_Your task_: In the listing that follows, count every line with the word "включая" in it and write only the total.

_Saved entries_:
══════════════════════════════

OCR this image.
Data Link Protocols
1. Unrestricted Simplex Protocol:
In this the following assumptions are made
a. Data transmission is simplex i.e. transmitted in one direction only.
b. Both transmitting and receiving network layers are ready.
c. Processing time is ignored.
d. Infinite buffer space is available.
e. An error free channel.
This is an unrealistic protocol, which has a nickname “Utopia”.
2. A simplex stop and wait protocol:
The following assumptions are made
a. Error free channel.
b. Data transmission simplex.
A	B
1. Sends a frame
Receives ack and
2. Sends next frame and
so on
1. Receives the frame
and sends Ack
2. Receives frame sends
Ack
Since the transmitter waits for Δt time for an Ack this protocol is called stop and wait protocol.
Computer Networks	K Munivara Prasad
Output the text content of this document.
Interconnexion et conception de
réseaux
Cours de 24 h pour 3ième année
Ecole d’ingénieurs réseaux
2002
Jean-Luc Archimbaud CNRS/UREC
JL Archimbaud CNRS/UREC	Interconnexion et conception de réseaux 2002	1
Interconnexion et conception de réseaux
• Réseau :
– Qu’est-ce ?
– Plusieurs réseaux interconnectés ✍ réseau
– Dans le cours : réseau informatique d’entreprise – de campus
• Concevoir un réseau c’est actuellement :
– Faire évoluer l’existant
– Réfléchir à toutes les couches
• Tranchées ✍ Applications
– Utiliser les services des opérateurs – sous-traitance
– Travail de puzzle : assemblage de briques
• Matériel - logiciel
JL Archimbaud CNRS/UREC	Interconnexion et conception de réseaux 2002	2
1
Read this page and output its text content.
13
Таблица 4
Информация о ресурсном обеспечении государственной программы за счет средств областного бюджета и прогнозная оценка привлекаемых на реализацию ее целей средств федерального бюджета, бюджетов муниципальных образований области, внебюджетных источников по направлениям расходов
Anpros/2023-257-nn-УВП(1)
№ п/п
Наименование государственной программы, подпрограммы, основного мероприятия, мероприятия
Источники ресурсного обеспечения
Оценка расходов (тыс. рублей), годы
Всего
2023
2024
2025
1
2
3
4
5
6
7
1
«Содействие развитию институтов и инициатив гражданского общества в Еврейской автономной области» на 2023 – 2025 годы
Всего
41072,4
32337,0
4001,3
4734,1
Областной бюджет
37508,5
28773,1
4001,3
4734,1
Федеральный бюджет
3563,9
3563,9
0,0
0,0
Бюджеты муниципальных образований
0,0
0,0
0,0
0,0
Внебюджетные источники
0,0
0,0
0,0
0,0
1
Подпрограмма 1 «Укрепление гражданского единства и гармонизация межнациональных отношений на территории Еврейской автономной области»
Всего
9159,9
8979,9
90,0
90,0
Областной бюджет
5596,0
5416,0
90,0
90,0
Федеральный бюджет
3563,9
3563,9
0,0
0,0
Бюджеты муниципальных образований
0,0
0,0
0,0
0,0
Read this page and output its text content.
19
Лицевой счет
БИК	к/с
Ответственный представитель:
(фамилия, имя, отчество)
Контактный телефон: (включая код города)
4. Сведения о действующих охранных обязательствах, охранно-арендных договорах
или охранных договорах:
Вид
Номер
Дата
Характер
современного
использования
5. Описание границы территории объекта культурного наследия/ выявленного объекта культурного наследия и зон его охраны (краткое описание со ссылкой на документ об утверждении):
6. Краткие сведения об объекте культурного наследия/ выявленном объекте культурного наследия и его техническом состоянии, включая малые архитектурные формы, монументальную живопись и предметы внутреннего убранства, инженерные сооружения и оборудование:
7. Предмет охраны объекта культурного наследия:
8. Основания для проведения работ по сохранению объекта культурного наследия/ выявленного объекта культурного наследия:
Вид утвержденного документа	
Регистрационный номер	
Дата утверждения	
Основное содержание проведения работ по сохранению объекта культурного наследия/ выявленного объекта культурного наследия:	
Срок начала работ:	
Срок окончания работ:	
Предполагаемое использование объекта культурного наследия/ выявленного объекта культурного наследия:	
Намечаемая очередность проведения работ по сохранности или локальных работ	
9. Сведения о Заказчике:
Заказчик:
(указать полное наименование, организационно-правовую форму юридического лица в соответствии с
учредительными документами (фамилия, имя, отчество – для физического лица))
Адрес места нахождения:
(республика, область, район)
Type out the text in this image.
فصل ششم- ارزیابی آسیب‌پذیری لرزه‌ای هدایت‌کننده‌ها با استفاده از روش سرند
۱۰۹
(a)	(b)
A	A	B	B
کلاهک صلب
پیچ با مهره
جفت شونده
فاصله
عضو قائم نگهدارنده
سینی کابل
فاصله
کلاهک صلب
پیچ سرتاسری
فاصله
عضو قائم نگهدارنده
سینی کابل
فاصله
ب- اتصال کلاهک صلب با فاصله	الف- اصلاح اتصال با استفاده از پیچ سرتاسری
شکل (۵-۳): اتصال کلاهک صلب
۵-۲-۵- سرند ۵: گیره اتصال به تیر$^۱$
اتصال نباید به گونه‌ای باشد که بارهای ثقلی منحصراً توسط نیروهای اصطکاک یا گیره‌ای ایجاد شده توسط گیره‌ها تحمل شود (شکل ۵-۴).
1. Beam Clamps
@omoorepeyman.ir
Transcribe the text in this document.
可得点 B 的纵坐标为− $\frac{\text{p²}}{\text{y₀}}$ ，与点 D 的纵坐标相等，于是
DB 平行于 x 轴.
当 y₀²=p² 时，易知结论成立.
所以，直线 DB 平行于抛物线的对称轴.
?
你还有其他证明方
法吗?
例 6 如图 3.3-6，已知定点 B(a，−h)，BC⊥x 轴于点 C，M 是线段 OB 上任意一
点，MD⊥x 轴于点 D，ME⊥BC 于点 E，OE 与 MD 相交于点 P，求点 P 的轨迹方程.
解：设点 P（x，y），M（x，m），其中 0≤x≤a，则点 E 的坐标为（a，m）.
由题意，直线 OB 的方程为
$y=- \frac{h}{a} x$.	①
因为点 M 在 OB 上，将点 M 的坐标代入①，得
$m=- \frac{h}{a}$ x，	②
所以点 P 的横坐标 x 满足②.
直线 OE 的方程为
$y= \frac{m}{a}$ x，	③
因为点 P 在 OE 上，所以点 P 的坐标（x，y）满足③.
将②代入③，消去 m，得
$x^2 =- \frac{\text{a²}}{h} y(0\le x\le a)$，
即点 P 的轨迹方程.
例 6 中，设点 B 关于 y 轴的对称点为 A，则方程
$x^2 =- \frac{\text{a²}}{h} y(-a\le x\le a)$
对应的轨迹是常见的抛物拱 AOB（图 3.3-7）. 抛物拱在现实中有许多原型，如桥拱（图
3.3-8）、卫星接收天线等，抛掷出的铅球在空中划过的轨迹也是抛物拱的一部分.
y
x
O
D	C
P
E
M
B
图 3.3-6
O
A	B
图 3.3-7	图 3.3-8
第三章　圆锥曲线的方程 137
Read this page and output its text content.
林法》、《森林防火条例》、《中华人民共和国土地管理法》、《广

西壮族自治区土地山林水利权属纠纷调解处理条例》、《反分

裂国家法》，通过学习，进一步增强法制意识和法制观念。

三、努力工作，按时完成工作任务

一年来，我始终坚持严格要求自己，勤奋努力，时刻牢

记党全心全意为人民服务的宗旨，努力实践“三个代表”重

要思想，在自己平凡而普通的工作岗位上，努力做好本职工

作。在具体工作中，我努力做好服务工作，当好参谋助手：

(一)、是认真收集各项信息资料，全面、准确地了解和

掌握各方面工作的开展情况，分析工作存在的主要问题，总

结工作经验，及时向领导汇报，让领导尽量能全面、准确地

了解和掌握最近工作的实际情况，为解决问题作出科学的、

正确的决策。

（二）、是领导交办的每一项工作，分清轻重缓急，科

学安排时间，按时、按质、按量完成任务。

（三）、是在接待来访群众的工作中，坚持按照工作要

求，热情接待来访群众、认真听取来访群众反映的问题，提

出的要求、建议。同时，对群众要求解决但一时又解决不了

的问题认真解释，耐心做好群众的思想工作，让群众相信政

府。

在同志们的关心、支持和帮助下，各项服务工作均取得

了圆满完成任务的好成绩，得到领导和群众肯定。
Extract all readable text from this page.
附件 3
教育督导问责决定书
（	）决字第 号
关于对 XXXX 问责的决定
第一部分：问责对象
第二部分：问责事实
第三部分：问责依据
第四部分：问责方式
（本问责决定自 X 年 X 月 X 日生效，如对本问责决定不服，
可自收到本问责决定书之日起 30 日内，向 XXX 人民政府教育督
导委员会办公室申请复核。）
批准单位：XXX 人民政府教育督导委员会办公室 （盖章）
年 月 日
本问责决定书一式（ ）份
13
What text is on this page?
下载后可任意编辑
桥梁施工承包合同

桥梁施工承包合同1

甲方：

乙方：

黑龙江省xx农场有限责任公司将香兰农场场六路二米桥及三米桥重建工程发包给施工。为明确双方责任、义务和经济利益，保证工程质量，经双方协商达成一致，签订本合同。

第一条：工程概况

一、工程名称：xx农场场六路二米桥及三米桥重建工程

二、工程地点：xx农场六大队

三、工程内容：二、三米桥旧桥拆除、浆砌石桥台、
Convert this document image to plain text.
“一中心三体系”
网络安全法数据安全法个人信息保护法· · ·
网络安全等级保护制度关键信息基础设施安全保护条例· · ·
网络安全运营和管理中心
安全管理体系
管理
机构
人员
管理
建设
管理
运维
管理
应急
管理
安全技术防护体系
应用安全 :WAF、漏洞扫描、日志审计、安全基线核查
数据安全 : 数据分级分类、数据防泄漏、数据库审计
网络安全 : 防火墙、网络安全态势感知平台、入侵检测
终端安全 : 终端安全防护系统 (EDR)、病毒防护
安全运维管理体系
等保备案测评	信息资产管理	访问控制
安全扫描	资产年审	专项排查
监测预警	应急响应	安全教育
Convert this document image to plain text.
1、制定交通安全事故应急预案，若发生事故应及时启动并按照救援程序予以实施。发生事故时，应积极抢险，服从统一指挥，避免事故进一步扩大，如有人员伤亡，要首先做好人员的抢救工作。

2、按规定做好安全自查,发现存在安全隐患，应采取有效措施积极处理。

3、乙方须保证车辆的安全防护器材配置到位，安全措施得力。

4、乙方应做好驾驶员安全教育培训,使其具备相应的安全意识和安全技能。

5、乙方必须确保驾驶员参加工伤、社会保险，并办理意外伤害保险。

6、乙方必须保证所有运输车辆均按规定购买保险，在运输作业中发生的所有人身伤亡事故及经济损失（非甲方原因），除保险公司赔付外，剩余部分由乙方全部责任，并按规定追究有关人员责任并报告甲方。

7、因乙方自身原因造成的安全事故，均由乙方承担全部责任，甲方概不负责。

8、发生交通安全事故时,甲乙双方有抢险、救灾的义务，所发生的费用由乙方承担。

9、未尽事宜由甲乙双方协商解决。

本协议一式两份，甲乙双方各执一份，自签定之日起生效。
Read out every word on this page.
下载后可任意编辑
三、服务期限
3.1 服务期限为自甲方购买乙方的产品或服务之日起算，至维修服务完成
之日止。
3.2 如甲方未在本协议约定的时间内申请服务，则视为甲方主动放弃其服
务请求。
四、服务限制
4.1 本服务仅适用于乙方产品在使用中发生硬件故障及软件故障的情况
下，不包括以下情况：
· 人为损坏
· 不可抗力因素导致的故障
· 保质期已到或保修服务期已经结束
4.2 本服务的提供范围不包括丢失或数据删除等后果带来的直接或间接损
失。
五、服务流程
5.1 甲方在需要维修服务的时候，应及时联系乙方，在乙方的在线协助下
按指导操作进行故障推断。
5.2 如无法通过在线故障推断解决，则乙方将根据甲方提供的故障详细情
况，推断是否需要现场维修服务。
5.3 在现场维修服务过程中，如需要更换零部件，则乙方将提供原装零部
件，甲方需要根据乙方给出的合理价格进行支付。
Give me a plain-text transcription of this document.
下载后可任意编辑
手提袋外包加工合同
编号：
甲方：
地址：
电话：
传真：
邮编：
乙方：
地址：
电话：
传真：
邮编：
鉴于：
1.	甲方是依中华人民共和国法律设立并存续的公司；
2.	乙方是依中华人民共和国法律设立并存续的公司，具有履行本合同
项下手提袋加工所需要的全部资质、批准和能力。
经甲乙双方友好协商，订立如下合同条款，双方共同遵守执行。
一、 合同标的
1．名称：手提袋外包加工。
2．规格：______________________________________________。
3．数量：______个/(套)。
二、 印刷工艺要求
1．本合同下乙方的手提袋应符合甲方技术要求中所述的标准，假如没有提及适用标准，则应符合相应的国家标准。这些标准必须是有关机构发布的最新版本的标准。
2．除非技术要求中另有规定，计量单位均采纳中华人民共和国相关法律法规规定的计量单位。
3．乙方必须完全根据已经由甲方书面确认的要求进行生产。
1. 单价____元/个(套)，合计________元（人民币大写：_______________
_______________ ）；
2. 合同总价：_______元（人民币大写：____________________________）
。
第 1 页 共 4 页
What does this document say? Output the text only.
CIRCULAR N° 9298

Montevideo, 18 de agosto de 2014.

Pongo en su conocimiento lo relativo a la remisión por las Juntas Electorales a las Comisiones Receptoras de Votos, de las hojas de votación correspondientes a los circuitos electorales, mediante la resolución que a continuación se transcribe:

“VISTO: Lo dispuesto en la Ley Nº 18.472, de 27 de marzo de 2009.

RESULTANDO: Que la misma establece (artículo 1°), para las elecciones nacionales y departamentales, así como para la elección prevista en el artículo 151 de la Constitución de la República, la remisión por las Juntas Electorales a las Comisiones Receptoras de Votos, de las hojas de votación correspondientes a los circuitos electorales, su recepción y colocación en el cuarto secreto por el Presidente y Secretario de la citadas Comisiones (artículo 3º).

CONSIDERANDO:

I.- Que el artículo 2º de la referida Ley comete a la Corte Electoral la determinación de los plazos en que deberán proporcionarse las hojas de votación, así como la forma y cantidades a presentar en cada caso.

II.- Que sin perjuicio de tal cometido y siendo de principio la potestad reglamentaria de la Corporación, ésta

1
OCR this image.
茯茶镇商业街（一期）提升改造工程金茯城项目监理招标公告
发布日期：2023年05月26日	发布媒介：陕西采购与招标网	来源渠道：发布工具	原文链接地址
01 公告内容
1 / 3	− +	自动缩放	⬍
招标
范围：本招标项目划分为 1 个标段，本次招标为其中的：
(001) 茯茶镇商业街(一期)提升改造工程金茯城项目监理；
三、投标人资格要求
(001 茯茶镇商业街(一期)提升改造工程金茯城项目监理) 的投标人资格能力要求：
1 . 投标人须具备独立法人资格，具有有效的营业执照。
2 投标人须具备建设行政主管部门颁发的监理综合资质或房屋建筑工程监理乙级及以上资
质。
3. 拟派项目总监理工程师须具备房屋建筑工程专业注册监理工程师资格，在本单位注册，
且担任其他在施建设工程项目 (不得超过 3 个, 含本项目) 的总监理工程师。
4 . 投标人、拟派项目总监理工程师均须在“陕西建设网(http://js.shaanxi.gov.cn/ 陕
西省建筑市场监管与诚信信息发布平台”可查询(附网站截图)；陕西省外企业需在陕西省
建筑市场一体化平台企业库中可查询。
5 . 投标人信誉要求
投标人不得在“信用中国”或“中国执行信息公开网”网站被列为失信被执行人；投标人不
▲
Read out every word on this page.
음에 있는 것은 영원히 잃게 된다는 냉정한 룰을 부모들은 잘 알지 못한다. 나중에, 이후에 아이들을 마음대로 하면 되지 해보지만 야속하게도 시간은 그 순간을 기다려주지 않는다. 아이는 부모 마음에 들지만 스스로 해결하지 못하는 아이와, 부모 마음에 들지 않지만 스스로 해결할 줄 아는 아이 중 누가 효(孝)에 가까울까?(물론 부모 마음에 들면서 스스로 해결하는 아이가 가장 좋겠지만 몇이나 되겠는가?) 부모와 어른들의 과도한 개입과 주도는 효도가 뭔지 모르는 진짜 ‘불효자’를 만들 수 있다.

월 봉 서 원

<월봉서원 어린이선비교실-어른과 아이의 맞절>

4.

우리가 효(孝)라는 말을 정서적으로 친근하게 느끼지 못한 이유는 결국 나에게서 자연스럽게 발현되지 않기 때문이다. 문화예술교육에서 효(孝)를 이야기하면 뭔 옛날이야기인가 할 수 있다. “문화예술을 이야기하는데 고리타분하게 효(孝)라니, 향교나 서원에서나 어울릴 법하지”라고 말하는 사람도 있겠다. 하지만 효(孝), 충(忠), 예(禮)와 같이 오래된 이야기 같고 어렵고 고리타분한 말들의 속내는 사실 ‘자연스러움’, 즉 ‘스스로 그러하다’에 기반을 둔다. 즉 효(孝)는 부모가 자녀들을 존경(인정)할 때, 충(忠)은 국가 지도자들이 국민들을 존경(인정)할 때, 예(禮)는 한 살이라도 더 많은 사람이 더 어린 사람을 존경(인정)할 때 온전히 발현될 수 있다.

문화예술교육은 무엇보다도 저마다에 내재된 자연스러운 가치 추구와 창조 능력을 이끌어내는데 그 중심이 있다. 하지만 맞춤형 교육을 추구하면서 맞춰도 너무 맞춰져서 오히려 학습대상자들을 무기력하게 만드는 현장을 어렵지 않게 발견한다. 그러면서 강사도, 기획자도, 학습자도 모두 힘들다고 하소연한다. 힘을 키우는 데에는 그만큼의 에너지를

══════════════════════════════

_The output_: 2